> **WORK INSTRUCTIONS**
Copy every line of the data that contains the string "marker".

....

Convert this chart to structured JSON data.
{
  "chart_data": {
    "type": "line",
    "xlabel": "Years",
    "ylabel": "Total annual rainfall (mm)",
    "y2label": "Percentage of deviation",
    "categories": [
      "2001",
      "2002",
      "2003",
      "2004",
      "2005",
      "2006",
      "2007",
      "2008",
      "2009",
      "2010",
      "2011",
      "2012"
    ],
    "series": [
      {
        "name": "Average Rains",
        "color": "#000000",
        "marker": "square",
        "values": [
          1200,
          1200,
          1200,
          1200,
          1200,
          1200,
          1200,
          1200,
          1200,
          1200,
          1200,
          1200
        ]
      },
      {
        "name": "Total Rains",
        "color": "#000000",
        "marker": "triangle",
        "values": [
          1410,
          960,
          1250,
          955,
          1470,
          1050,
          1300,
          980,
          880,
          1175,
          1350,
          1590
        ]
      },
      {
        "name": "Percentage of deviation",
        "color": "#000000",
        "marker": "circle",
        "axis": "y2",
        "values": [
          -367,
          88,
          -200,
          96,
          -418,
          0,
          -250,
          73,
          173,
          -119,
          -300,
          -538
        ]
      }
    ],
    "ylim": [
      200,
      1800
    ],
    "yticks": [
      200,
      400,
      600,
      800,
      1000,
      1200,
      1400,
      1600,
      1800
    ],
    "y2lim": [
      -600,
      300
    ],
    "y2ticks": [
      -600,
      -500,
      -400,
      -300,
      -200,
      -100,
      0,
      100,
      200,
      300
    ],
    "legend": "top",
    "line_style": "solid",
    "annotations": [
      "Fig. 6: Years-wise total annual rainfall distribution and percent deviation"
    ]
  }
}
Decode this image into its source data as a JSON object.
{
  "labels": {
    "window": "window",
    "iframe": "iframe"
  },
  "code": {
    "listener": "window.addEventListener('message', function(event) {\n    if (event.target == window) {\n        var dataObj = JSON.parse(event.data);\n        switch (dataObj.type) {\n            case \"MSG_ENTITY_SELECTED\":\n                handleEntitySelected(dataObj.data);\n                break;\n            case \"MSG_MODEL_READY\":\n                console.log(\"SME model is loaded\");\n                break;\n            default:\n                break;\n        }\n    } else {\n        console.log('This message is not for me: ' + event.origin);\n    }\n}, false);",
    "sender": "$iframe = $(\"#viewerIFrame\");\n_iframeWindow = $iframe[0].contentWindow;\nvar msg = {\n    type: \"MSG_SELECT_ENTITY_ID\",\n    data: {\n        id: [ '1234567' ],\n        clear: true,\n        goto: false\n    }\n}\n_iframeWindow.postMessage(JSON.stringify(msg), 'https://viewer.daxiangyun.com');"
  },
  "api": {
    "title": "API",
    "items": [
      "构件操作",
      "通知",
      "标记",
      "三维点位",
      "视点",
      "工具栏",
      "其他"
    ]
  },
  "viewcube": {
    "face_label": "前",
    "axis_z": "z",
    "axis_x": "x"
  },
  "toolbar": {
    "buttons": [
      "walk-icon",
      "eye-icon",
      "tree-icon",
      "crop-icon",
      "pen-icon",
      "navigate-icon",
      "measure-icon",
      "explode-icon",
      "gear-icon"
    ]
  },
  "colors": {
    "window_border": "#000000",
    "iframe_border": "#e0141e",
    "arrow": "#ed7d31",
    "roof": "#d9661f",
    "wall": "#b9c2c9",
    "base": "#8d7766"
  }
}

....

> **FULL ANSWER**
        "marker": "square",
        "marker": "triangle",
        "marker": "circle",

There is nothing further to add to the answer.